* _Required work_: Go through the data below and gather each line containing "Volume".

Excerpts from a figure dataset
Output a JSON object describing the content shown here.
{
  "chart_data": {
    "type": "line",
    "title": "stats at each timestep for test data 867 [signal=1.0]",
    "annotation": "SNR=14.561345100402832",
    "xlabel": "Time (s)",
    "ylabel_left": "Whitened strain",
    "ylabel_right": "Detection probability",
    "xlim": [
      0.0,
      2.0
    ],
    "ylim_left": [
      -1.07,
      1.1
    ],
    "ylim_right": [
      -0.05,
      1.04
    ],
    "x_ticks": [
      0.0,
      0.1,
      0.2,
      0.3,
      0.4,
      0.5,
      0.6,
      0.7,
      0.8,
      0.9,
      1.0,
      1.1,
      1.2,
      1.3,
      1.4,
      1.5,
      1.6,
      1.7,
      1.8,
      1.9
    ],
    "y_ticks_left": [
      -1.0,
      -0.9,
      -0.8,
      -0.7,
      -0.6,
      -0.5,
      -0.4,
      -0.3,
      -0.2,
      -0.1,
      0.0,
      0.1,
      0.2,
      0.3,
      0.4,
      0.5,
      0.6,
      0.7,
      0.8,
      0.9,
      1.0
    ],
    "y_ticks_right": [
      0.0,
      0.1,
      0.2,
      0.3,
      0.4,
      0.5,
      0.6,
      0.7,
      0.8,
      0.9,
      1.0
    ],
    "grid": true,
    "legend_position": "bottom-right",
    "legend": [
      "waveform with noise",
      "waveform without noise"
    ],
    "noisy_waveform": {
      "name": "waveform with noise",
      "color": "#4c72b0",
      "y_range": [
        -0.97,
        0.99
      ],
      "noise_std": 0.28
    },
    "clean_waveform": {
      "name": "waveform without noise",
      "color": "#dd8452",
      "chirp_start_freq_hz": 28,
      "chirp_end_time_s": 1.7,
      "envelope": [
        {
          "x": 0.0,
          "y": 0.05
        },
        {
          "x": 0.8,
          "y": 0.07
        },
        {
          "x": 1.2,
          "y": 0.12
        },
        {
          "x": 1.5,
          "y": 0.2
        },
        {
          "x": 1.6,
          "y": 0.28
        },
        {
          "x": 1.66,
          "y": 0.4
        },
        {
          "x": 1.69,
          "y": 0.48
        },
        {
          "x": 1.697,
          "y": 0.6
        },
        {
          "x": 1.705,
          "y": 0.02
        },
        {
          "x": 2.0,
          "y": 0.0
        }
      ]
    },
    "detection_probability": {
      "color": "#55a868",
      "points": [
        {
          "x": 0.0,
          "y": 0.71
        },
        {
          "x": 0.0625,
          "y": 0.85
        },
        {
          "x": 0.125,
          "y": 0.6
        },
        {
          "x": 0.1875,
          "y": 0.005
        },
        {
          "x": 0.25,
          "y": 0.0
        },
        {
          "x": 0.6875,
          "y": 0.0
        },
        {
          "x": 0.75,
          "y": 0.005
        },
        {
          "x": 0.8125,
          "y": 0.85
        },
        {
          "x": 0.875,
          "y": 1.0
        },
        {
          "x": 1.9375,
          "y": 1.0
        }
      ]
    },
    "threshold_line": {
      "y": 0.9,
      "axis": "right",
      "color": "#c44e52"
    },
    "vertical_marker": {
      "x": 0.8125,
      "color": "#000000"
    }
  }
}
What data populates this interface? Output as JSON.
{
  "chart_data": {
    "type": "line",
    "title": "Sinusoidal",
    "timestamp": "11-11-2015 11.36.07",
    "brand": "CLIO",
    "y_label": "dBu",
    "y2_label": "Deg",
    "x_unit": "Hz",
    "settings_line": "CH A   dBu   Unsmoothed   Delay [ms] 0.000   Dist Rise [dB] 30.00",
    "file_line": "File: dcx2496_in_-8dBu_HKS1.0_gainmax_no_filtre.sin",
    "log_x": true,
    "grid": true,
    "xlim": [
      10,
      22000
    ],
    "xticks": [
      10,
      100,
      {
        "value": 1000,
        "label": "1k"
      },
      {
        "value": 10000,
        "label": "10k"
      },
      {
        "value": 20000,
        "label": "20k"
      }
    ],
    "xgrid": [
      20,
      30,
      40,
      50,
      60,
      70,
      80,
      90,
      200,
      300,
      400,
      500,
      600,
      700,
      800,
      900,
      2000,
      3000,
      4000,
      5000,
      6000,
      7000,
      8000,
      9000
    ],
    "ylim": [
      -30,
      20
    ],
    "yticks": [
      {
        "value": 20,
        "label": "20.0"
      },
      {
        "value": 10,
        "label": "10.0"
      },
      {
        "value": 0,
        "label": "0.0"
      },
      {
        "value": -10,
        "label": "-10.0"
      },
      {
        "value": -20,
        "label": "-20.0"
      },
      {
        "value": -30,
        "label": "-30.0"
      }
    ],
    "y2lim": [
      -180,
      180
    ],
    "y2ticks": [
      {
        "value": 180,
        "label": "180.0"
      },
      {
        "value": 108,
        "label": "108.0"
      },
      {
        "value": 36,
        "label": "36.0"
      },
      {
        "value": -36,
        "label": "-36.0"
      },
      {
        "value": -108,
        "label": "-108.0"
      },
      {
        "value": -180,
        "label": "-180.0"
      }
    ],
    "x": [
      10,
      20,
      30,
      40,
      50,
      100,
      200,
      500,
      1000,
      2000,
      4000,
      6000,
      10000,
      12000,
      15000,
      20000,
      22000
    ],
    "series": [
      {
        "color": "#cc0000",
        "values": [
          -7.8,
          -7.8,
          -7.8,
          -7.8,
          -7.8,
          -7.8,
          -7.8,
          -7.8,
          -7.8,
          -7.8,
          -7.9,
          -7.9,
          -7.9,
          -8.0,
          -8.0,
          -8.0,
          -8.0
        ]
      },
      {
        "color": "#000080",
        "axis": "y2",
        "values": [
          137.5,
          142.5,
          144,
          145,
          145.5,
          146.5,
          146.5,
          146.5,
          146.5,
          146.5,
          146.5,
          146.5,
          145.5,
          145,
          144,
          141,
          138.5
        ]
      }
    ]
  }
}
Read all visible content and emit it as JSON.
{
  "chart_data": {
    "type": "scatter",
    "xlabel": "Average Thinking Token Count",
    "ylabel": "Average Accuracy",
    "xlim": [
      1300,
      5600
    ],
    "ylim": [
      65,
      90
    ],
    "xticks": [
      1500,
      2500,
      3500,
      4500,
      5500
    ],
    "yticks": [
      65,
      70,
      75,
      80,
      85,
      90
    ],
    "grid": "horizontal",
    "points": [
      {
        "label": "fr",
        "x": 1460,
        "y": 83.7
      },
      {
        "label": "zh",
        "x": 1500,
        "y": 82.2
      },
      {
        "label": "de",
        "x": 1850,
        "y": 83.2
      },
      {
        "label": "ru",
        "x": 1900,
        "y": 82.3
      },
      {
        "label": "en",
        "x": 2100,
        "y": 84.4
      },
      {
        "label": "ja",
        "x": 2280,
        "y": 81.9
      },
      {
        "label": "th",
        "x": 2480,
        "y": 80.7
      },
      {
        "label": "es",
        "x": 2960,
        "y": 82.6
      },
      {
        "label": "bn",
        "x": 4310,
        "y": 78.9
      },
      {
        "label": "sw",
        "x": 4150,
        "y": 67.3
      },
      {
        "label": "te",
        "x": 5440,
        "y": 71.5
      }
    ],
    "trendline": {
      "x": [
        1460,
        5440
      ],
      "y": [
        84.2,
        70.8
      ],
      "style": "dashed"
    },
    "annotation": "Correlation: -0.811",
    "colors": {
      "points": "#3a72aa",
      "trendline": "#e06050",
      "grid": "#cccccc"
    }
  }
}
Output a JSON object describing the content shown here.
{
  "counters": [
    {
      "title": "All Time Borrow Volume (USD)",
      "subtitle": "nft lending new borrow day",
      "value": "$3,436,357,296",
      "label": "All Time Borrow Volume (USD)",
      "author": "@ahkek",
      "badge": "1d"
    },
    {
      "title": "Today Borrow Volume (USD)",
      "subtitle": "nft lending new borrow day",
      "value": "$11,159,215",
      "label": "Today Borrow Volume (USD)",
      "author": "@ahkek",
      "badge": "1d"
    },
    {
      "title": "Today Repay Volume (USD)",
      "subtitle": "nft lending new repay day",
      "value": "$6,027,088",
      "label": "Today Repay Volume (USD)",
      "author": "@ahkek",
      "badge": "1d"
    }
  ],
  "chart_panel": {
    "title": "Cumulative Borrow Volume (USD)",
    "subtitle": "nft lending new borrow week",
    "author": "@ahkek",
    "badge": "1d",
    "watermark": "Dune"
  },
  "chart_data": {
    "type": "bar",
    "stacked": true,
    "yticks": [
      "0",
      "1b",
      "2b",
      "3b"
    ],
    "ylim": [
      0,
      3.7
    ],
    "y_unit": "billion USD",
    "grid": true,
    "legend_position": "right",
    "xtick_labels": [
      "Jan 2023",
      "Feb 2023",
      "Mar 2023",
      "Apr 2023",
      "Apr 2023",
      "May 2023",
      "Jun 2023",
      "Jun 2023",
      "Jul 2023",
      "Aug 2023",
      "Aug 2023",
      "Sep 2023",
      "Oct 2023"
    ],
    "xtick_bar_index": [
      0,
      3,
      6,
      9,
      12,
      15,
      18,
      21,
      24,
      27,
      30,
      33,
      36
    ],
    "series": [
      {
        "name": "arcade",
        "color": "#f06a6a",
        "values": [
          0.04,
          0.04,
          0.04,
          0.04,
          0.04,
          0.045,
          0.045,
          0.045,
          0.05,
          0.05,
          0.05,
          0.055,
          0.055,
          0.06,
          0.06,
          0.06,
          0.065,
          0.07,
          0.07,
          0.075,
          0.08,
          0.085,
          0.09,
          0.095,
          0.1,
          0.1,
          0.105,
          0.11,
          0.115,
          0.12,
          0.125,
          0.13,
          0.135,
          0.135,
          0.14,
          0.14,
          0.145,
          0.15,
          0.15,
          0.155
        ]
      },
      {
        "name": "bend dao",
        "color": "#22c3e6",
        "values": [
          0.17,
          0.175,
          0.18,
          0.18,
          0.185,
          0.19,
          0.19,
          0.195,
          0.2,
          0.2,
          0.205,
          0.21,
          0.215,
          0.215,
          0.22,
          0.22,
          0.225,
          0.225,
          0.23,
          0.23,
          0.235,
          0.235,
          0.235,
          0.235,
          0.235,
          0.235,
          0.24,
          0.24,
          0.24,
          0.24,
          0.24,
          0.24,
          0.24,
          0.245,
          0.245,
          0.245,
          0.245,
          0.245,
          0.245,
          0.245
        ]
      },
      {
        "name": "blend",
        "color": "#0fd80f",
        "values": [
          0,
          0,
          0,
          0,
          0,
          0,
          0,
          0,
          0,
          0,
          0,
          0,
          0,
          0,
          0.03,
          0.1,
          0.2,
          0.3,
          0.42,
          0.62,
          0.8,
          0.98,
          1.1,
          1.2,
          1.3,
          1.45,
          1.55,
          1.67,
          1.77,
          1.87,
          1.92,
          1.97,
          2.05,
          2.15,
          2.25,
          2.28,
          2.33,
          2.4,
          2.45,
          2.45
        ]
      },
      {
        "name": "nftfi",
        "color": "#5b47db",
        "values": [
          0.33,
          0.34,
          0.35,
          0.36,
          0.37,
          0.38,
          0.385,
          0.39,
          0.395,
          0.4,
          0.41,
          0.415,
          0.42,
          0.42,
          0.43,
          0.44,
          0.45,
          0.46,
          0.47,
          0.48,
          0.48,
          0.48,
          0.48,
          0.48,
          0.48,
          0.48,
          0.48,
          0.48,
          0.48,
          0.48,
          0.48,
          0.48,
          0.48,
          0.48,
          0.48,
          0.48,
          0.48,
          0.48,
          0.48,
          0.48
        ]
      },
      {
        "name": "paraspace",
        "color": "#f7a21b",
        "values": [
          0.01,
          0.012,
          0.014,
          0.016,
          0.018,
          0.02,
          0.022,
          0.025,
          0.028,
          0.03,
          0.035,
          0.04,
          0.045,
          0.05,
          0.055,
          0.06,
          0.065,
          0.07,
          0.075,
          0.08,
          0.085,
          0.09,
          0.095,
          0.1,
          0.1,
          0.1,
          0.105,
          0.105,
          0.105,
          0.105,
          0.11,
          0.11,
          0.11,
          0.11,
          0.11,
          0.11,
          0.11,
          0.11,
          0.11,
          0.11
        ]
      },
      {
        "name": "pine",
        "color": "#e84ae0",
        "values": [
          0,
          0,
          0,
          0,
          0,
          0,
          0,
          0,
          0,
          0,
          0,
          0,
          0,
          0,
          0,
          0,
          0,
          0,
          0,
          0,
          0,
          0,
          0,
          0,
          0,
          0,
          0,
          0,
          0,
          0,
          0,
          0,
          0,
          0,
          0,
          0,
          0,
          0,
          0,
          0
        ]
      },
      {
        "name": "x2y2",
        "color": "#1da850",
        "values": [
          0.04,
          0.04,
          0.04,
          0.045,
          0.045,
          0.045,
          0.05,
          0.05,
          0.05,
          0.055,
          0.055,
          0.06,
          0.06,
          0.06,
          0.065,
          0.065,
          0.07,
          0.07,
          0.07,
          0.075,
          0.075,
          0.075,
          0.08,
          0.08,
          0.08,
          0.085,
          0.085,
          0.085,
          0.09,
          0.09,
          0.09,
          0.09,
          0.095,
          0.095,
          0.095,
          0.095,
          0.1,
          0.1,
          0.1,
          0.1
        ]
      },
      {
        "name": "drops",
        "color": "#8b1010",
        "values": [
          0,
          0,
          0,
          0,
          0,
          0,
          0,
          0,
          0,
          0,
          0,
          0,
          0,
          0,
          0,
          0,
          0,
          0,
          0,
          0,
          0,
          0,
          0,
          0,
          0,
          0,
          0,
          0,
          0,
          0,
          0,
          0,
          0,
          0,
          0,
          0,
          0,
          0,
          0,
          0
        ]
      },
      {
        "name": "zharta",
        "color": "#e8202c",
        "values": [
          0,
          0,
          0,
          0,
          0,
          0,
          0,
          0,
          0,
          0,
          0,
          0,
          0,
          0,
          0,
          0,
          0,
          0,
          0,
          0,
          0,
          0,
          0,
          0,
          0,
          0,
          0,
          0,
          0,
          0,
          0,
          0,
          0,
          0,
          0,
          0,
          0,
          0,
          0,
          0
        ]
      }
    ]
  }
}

* _Solution_:
      "title": "All Time Borrow Volume (USD)",
      "label": "All Time Borrow Volume (USD)",
      "title": "Today Borrow Volume (USD)",
      "label": "Today Borrow Volume (USD)",
      "title": "Today Repay Volume (USD)",
      "label": "Today Repay Volume (USD)",
    "title": "Cumulative Borrow Volume (USD)",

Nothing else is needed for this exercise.